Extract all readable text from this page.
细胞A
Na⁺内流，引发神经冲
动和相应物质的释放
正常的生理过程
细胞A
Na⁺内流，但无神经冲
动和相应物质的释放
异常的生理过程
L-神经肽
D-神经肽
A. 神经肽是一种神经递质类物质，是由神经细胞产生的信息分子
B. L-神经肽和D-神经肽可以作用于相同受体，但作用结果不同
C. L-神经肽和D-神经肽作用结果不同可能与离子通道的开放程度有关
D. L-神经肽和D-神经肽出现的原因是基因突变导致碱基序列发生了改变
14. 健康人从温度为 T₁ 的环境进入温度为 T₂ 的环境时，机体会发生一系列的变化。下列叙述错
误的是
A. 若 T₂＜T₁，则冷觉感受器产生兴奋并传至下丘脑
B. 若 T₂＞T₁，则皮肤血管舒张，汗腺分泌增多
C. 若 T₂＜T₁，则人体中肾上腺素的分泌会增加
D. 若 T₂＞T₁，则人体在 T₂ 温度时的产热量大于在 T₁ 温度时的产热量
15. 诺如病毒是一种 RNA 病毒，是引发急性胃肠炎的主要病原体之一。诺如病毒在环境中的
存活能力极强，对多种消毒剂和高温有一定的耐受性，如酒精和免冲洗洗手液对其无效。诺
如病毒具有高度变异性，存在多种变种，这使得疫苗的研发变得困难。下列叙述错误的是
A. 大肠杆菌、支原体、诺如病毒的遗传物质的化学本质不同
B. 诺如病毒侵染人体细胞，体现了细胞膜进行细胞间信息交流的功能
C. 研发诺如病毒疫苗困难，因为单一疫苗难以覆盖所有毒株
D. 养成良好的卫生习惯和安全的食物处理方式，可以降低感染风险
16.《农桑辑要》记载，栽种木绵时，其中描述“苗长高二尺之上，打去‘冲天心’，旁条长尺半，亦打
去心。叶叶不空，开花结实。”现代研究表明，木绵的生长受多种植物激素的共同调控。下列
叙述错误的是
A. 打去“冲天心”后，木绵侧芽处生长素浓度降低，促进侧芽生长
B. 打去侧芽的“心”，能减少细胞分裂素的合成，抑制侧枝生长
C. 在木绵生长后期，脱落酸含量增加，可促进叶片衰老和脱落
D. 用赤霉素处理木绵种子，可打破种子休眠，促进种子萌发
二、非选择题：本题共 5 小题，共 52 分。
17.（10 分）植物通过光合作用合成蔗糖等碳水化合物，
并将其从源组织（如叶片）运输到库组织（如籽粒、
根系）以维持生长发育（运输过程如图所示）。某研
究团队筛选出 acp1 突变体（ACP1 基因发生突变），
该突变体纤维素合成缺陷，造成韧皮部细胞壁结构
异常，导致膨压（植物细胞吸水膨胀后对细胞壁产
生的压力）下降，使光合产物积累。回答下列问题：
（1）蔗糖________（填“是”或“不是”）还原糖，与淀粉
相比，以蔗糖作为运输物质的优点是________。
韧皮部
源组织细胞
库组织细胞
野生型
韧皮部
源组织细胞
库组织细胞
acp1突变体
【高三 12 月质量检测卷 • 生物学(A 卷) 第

> **To be done**
Choose all lines containing the string "神经肽和D" and copy them out.

> **Written solution**
B. L-神经肽和D-神经肽可以作用于相同受体，但作用结果不同
C. L-神经肽和D-神经肽作用结果不同可能与离子通道的开放程度有关
D. L-神经肽和D-神经肽出现的原因是基因突变导致碱基序列发生了改变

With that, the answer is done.